** Start of EXTRACTED RECORDS **

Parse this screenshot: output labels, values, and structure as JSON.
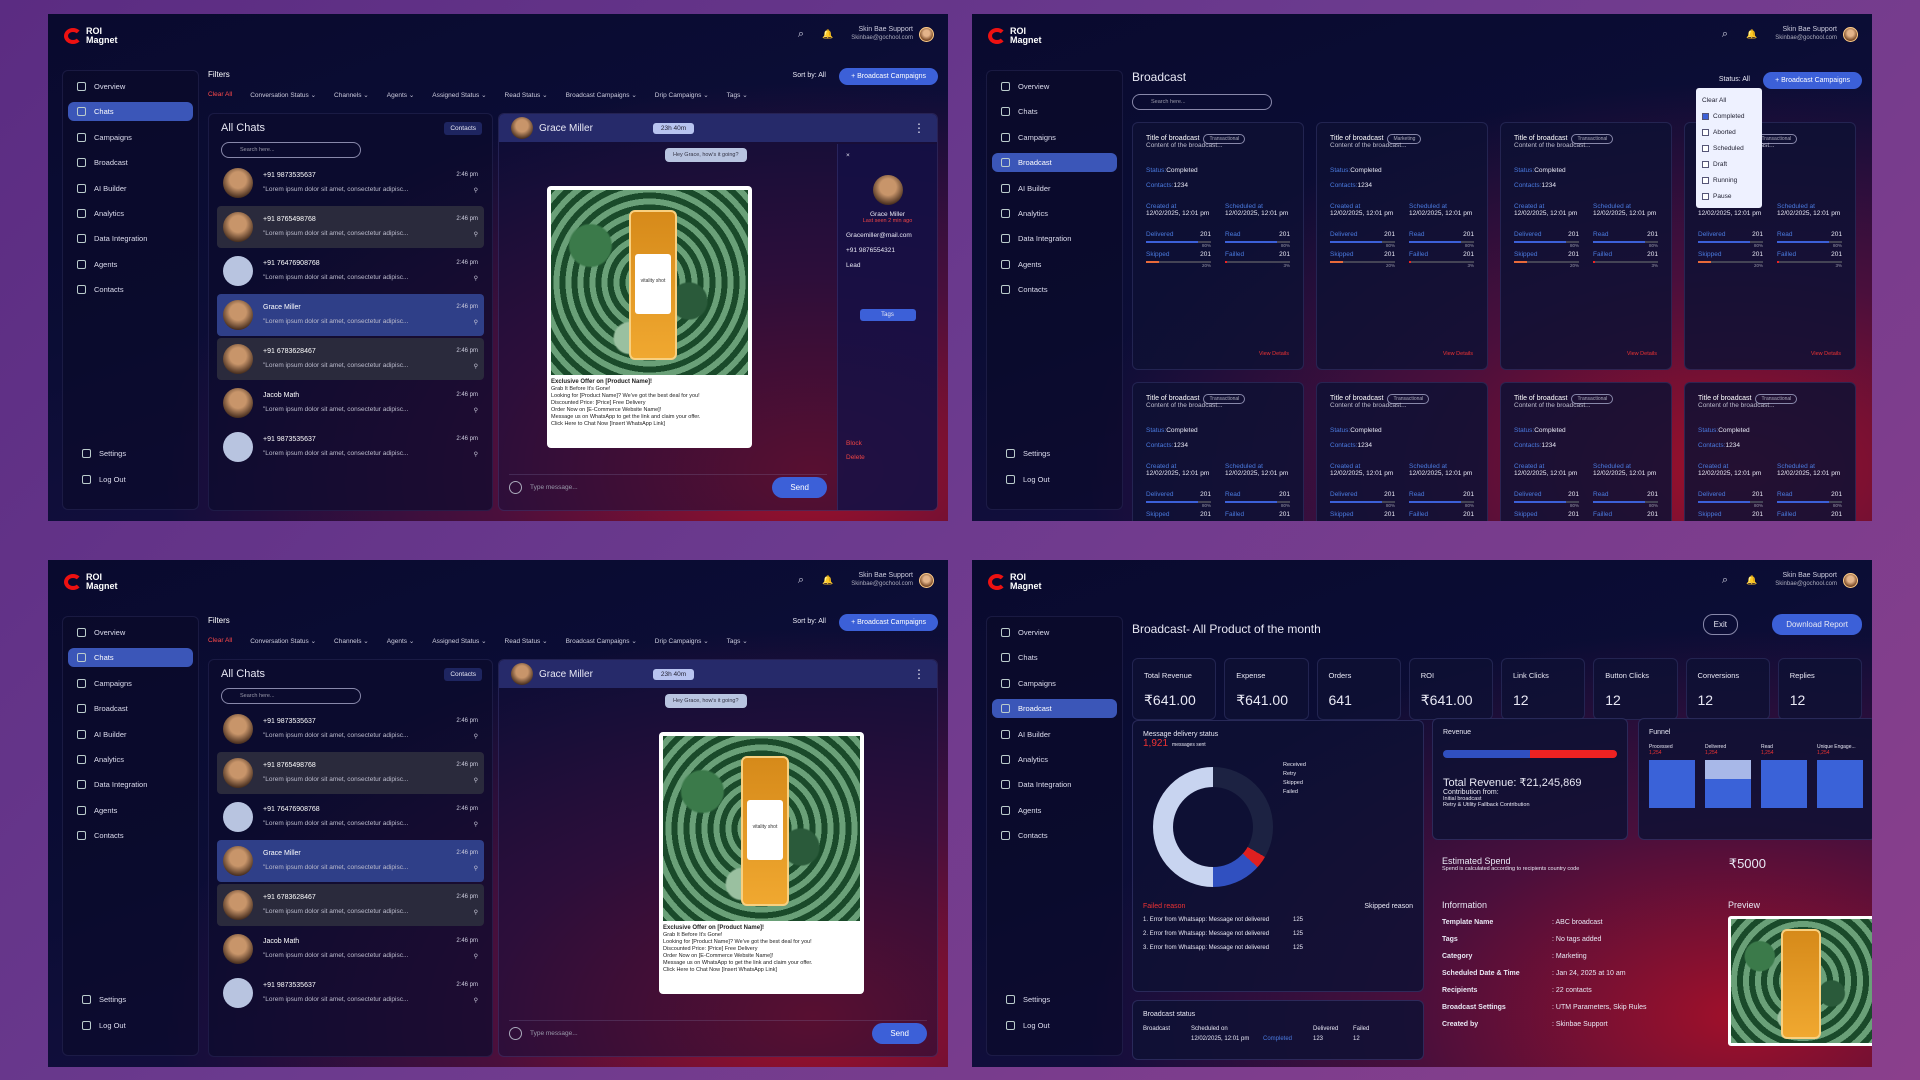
{
  "brand": {
    "l1": "ROI",
    "l2": "Magnet"
  },
  "user": {
    "name": "Skin Bae Support",
    "email": "Skinbae@gochool.com"
  },
  "nav": [
    "Overview",
    "Chats",
    "Campaigns",
    "Broadcast",
    "AI Builder",
    "Analytics",
    "Data Integration",
    "Agents",
    "Contacts"
  ],
  "nav_bottom": [
    "Settings",
    "Log Out"
  ],
  "filters": {
    "title": "Filters",
    "clear": "Clear All",
    "items": [
      "Conversation Status",
      "Channels",
      "Agents",
      "Assigned Status",
      "Read Status",
      "Broadcast Campaigns",
      "Drip Campaigns",
      "Tags"
    ],
    "sort": "Sort by: All",
    "cta": "+ Broadcast Campaigns"
  },
  "chats": {
    "title": "All Chats",
    "contacts_btn": "Contacts",
    "search": "Search here...",
    "preview": "\"Lorem ipsum dolor sit amet, consectetur adipisc...",
    "rows": [
      {
        "name": "+91 9873535637",
        "time": "2:46 pm",
        "style": "normal",
        "avatar": "photo"
      },
      {
        "name": "+91 8765498768",
        "time": "2:46 pm",
        "style": "dark",
        "avatar": "photo"
      },
      {
        "name": "+91 76476908768",
        "time": "2:46 pm",
        "style": "normal",
        "avatar": "blank"
      },
      {
        "name": "Grace Miller",
        "time": "2:46 pm",
        "style": "sel",
        "avatar": "photo"
      },
      {
        "name": "+91 6783628467",
        "time": "2:46 pm",
        "style": "dark",
        "avatar": "photo"
      },
      {
        "name": "Jacob Math",
        "time": "2:46 pm",
        "style": "normal",
        "avatar": "photo"
      },
      {
        "name": "+91 9873535637",
        "time": "2:46 pm",
        "style": "normal",
        "avatar": "blank"
      }
    ]
  },
  "conversation": {
    "name": "Grace Miller",
    "timer": "23h 40m",
    "incoming": "Hey Grace, how's it going?",
    "agent": "Norah Mathews",
    "time": "10:30 AM",
    "jar_label": "vitality shot",
    "offer_title": "Exclusive Offer on [Product Name]!",
    "offer_lines": [
      "Grab It Before It's Gone!",
      "Looking for [Product Name]? We've got the best deal for you!",
      "Discounted Price: [Price] Free Delivery",
      "Order Now on [E-Commerce Website Name]!",
      "Message us on WhatsApp to get the link and claim your offer.",
      "Click Here to Chat Now [Insert WhatsApp Link]"
    ],
    "placeholder": "Type message...",
    "send": "Send"
  },
  "contact_info": {
    "name": "Grace Miller",
    "last_seen": "Last seen 2 min ago",
    "email": "Gracemiller@mail.com",
    "phone": "+91 9876554321",
    "stage": "Lead",
    "tags": "Tags",
    "block": "Block",
    "delete": "Delete"
  },
  "broadcast": {
    "title": "Broadcast",
    "search": "Search here...",
    "status_label": "Status: All",
    "cta": "+ Broadcast Campaigns",
    "status_options": [
      "Clear All",
      "Completed",
      "Aborted",
      "Scheduled",
      "Draft",
      "Running",
      "Pause"
    ],
    "cards": [
      {
        "title": "Title of broadcast",
        "tag": "Transactional"
      },
      {
        "title": "Title of broadcast",
        "tag": "Marketing"
      },
      {
        "title": "Title of broadcast",
        "tag": "Transactional"
      },
      {
        "title": "Title of broadcast",
        "tag": "Transactional"
      },
      {
        "title": "Title of broadcast",
        "tag": "Transactional"
      },
      {
        "title": "Title of broadcast",
        "tag": "Transactional"
      },
      {
        "title": "Title of broadcast",
        "tag": "Transactional"
      },
      {
        "title": "Title of broadcast",
        "tag": "Transactional"
      }
    ],
    "content": "Content of the broadcast...",
    "status_k": "Status:",
    "status_v": "Completed",
    "contacts_k": "Contacts:",
    "contacts_v": "1234",
    "created_k": "Created at",
    "created_v": "12/02/2025, 12:01 pm",
    "sched_k": "Scheduled at",
    "sched_v": "12/02/2025, 12:01 pm",
    "stats": [
      {
        "k": "Delivered",
        "v": "201",
        "p": "80%",
        "f": 0.8
      },
      {
        "k": "Read",
        "v": "201",
        "p": "80%",
        "f": 0.8
      },
      {
        "k": "Skipped",
        "v": "201",
        "p": "20%",
        "f": 0.2
      },
      {
        "k": "Failled",
        "v": "201",
        "p": "3%",
        "f": 0.03
      }
    ],
    "view": "View Details"
  },
  "report": {
    "title": "Broadcast- All Product of the month",
    "exit": "Exit",
    "download": "Download Report",
    "kpis": [
      {
        "k": "Total Revenue",
        "v": "₹641.00"
      },
      {
        "k": "Expense",
        "v": "₹641.00"
      },
      {
        "k": "Orders",
        "v": "641"
      },
      {
        "k": "ROI",
        "v": "₹641.00"
      },
      {
        "k": "Link Clicks",
        "v": "12"
      },
      {
        "k": "Button Clicks",
        "v": "12"
      },
      {
        "k": "Conversions",
        "v": "12"
      },
      {
        "k": "Replies",
        "v": "12"
      }
    ],
    "delivery": {
      "title": "Message delivery status",
      "count": "1,921",
      "sub": "messages sent",
      "legend": [
        "Received",
        "Retry",
        "Skipped",
        "Failed"
      ],
      "failed_reason": "Failed reason",
      "skipped_reason": "Skipped reason",
      "reasons": [
        {
          "t": "1. Error from Whatsapp: Message not delivered",
          "v": "125"
        },
        {
          "t": "2. Error from Whatsapp: Message not delivered",
          "v": "125"
        },
        {
          "t": "3. Error from Whatsapp: Message not delivered",
          "v": "125"
        }
      ]
    },
    "revenue": {
      "title": "Revenue",
      "total": "Total Revenue: ₹21,245,869",
      "contrib": "Contribution from:",
      "items": [
        "Initial broadcast",
        "Retry & Utility Fallback Contribution"
      ]
    },
    "funnel": {
      "title": "Funnel",
      "cols": [
        {
          "k": "Processed",
          "v": "1,254"
        },
        {
          "k": "Delivered",
          "v": "1,254"
        },
        {
          "k": "Read",
          "v": "1,254"
        },
        {
          "k": "Unique Engage...",
          "v": "1,254"
        }
      ]
    },
    "spend": {
      "title": "Estimated Spend",
      "note": "Spend is calculated according to recipients country code",
      "value": "₹5000"
    },
    "information": {
      "title": "Information",
      "rows": [
        [
          "Template Name",
          ": ABC broadcast"
        ],
        [
          "Tags",
          ": No tags added"
        ],
        [
          "Category",
          ": Marketing"
        ],
        [
          "Scheduled Date & Time",
          ": Jan 24, 2025 at 10 am"
        ],
        [
          "Recipients",
          ": 22 contacts"
        ],
        [
          "Broadcast Settings",
          ": UTM Parameters, Skip Rules"
        ],
        [
          "Created by",
          ": Skinbae Support"
        ]
      ]
    },
    "preview": "Preview",
    "bstatus": {
      "title": "Broadcast status",
      "cols": [
        "Broadcast",
        "Scheduled on",
        "",
        "Delivered",
        "Failed"
      ],
      "row": [
        "",
        "12/02/2025, 12:01 pm",
        "Completed",
        "123",
        "12"
      ]
    }
  }
}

** End of EXTRACTED RECORDS **

What is the number of lines in the data above that include the word "Total"? Answer with that number only.

- [THE RESULT]
2